Task description: Below are some records; retype all of them exactly.
##### Material for the task #####
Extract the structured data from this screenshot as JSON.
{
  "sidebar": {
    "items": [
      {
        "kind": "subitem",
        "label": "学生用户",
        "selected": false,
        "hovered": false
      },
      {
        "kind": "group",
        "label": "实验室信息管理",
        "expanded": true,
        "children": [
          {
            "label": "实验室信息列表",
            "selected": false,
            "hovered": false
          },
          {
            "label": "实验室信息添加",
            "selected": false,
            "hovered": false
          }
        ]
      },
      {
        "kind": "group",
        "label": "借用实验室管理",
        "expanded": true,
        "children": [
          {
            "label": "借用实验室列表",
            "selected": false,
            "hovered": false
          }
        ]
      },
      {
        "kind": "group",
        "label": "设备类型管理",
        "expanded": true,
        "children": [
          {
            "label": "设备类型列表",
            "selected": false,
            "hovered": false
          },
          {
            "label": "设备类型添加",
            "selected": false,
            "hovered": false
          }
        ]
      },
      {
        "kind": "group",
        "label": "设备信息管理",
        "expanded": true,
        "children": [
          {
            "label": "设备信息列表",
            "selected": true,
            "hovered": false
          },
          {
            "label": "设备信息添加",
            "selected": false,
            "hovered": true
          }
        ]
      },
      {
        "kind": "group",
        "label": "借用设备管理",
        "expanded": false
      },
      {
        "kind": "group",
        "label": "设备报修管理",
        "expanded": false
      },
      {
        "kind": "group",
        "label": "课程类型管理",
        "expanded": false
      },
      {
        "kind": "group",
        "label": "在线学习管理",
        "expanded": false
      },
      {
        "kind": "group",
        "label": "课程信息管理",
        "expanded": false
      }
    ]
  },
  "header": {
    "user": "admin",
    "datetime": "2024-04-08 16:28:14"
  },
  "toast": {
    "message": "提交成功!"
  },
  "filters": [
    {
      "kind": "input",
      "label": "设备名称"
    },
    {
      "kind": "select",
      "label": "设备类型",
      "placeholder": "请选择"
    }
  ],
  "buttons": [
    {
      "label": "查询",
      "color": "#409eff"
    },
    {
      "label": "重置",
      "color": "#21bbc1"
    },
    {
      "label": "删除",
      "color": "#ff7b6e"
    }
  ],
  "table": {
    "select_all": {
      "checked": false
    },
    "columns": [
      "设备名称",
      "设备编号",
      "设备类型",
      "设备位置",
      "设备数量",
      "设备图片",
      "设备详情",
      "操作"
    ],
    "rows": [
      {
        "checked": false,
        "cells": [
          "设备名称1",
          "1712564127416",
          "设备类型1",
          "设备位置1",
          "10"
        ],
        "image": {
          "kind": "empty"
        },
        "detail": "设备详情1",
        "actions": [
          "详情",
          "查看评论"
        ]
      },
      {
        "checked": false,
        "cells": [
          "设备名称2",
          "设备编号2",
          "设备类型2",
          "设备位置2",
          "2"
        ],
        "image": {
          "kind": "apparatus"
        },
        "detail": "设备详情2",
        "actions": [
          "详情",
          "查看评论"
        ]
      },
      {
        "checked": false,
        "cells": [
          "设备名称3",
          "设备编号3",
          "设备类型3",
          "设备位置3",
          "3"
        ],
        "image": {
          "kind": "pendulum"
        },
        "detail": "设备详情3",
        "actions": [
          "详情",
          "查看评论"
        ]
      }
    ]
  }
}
#####
Full solution:
Extract the structured data from this screenshot as JSON.
{
  "sidebar": {
    "items": [
      {
        "kind": "subitem",
        "label": "学生用户",
        "selected": false,
        "hovered": false
      },
      {
        "kind": "group",
        "label": "实验室信息管理",
        "expanded": true,
        "children": [
          {
            "label": "实验室信息列表",
            "selected": false,
            "hovered": false
          },
          {
            "label": "实验室信息添加",
            "selected": false,
            "hovered": false
          }
        ]
      },
      {
        "kind": "group",
        "label": "借用实验室管理",
        "expanded": true,
        "children": [
          {
            "label": "借用实验室列表",
            "selected": false,
            "hovered": false
          }
        ]
      },
      {
        "kind": "group",
        "label": "设备类型管理",
        "expanded": true,
        "children": [
          {
            "label": "设备类型列表",
            "selected": false,
            "hovered": false
          },
          {
            "label": "设备类型添加",
            "selected": false,
            "hovered": false
          }
        ]
      },
      {
        "kind": "group",
        "label": "设备信息管理",
        "expanded": true,
        "children": [
          {
            "label": "设备信息列表",
            "selected": true,
            "hovered": false
          },
          {
            "label": "设备信息添加",
            "selected": false,
            "hovered": true
          }
        ]
      },
      {
        "kind": "group",
        "label": "借用设备管理",
        "expanded": false
      },
      {
        "kind": "group",
        "label": "设备报修管理",
        "expanded": false
      },
      {
        "kind": "group",
        "label": "课程类型管理",
        "expanded": false
      },
      {
        "kind": "group",
        "label": "在线学习管理",
        "expanded": false
      },
      {
        "kind": "group",
        "label": "课程信息管理",
        "expanded": false
      }
    ]
  },
  "header": {
    "user": "admin",
    "datetime": "2024-04-08 16:28:14"
  },
  "toast": {
    "message": "提交成功!"
  },
  "filters": [
    {
      "kind": "input",
      "label": "设备名称"
    },
    {
      "kind": "select",
      "label": "设备类型",
      "placeholder": "请选择"
    }
  ],
  "buttons": [
    {
      "label": "查询",
      "color": "#409eff"
    },
    {
      "label": "重置",
      "color": "#21bbc1"
    },
    {
      "label": "删除",
      "color": "#ff7b6e"
    }
  ],
  "table": {
    "select_all": {
      "checked": false
    },
    "columns": [
      "设备名称",
      "设备编号",
      "设备类型",
      "设备位置",
      "设备数量",
      "设备图片",
      "设备详情",
      "操作"
    ],
    "rows": [
      {
        "checked": false,
        "cells": [
          "设备名称1",
          "1712564127416",
          "设备类型1",
          "设备位置1",
          "10"
        ],
        "image": {
          "kind": "empty"
        },
        "detail": "设备详情1",
        "actions": [
          "详情",
          "查看评论"
        ]
      },
      {
        "checked": false,
        "cells": [
          "设备名称2",
          "设备编号2",
          "设备类型2",
          "设备位置2",
          "2"
        ],
        "image": {
          "kind": "apparatus"
        },
        "detail": "设备详情2",
        "actions": [
          "详情",
          "查看评论"
        ]
      },
      {
        "checked": false,
        "cells": [
          "设备名称3",
          "设备编号3",
          "设备类型3",
          "设备位置3",
          "3"
        ],
        "image": {
          "kind": "pendulum"
        },
        "detail": "设备详情3",
        "actions": [
          "详情",
          "查看评论"
        ]
      }
    ]
  }
}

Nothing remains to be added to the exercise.